## What you need to do
Copy each line of the listing below exactly.

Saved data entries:
___

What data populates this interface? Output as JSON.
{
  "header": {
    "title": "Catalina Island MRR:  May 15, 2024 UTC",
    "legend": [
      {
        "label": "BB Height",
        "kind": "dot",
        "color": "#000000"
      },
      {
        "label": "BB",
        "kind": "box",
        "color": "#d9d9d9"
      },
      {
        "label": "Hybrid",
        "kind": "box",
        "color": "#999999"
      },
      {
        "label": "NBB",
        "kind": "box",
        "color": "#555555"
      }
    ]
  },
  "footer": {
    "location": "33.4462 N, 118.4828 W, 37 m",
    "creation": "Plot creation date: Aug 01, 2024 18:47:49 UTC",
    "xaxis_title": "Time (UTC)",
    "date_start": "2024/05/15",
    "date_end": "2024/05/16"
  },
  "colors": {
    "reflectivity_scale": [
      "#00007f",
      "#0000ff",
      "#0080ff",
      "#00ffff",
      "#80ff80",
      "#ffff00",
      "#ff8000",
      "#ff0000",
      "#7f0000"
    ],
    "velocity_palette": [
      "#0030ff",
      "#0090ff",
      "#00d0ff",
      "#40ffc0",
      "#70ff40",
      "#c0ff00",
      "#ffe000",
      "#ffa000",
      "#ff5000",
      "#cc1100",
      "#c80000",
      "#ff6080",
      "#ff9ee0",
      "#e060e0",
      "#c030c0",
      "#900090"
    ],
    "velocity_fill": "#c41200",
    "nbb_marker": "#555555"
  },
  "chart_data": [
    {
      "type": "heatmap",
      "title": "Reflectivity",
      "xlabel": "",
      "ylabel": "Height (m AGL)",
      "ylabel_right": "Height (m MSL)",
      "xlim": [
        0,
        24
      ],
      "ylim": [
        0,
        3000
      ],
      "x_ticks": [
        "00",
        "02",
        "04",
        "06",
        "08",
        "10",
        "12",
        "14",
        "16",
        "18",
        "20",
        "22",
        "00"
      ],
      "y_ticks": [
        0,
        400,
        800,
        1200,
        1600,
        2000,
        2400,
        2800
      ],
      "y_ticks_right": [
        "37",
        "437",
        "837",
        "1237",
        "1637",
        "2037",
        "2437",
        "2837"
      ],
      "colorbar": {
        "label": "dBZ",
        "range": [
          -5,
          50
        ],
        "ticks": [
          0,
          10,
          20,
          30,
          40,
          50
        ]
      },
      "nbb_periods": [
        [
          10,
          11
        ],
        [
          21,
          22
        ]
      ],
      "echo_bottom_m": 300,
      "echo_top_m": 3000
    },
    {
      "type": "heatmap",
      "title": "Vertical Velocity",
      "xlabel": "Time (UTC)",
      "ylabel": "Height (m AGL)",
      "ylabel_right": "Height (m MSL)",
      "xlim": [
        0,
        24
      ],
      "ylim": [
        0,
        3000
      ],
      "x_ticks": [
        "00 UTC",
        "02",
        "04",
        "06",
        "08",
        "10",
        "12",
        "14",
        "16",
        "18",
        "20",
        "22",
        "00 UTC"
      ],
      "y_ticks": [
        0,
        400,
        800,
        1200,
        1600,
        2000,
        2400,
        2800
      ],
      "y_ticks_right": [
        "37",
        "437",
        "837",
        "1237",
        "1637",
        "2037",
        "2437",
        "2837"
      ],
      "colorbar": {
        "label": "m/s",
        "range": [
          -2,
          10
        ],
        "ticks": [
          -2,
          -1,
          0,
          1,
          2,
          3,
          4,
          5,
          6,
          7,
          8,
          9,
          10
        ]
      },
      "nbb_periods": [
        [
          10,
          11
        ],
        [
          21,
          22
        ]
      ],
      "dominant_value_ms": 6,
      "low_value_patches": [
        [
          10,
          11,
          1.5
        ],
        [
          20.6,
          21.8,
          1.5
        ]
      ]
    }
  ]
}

___

## Worked solution
What data populates this interface? Output as JSON.
{
  "header": {
    "title": "Catalina Island MRR:  May 15, 2024 UTC",
    "legend": [
      {
        "label": "BB Height",
        "kind": "dot",
        "color": "#000000"
      },
      {
        "label": "BB",
        "kind": "box",
        "color": "#d9d9d9"
      },
      {
        "label": "Hybrid",
        "kind": "box",
        "color": "#999999"
      },
      {
        "label": "NBB",
        "kind": "box",
        "color": "#555555"
      }
    ]
  },
  "footer": {
    "location": "33.4462 N, 118.4828 W, 37 m",
    "creation": "Plot creation date: Aug 01, 2024 18:47:49 UTC",
    "xaxis_title": "Time (UTC)",
    "date_start": "2024/05/15",
    "date_end": "2024/05/16"
  },
  "colors": {
    "reflectivity_scale": [
      "#00007f",
      "#0000ff",
      "#0080ff",
      "#00ffff",
      "#80ff80",
      "#ffff00",
      "#ff8000",
      "#ff0000",
      "#7f0000"
    ],
    "velocity_palette": [
      "#0030ff",
      "#0090ff",
      "#00d0ff",
      "#40ffc0",
      "#70ff40",
      "#c0ff00",
      "#ffe000",
      "#ffa000",
      "#ff5000",
      "#cc1100",
      "#c80000",
      "#ff6080",
      "#ff9ee0",
      "#e060e0",
      "#c030c0",
      "#900090"
    ],
    "velocity_fill": "#c41200",
    "nbb_marker": "#555555"
  },
  "chart_data": [
    {
      "type": "heatmap",
      "title": "Reflectivity",
      "xlabel": "",
      "ylabel": "Height (m AGL)",
      "ylabel_right": "Height (m MSL)",
      "xlim": [
        0,
        24
      ],
      "ylim": [
        0,
        3000
      ],
      "x_ticks": [
        "00",
        "02",
        "04",
        "06",
        "08",
        "10",
        "12",
        "14",
        "16",
        "18",
        "20",
        "22",
        "00"
      ],
      "y_ticks": [
        0,
        400,
        800,
        1200,
        1600,
        2000,
        2400,
        2800
      ],
      "y_ticks_right": [
        "37",
        "437",
        "837",
        "1237",
        "1637",
        "2037",
        "2437",
        "2837"
      ],
      "colorbar": {
        "label": "dBZ",
        "range": [
          -5,
          50
        ],
        "ticks": [
          0,
          10,
          20,
          30,
          40,
          50
        ]
      },
      "nbb_periods": [
        [
          10,
          11
        ],
        [
          21,
          22
        ]
      ],
      "echo_bottom_m": 300,
      "echo_top_m": 3000
    },
    {
      "type": "heatmap",
      "title": "Vertical Velocity",
      "xlabel": "Time (UTC)",
      "ylabel": "Height (m AGL)",
      "ylabel_right": "Height (m MSL)",
      "xlim": [
        0,
        24
      ],
      "ylim": [
        0,
        3000
      ],
      "x_ticks": [
        "00 UTC",
        "02",
        "04",
        "06",
        "08",
        "10",
        "12",
        "14",
        "16",
        "18",
        "20",
        "22",
        "00 UTC"
      ],
      "y_ticks": [
        0,
        400,
        800,
        1200,
        1600,
        2000,
        2400,
        2800
      ],
      "y_ticks_right": [
        "37",
        "437",
        "837",
        "1237",
        "1637",
        "2037",
        "2437",
        "2837"
      ],
      "colorbar": {
        "label": "m/s",
        "range": [
          -2,
          10
        ],
        "ticks": [
          -2,
          -1,
          0,
          1,
          2,
          3,
          4,
          5,
          6,
          7,
          8,
          9,
          10
        ]
      },
      "nbb_periods": [
        [
          10,
          11
        ],
        [
          21,
          22
        ]
      ],
      "dominant_value_ms": 6,
      "low_value_patches": [
        [
          10,
          11,
          1.5
        ],
        [
          20.6,
          21.8,
          1.5
        ]
      ]
    }
  ]
}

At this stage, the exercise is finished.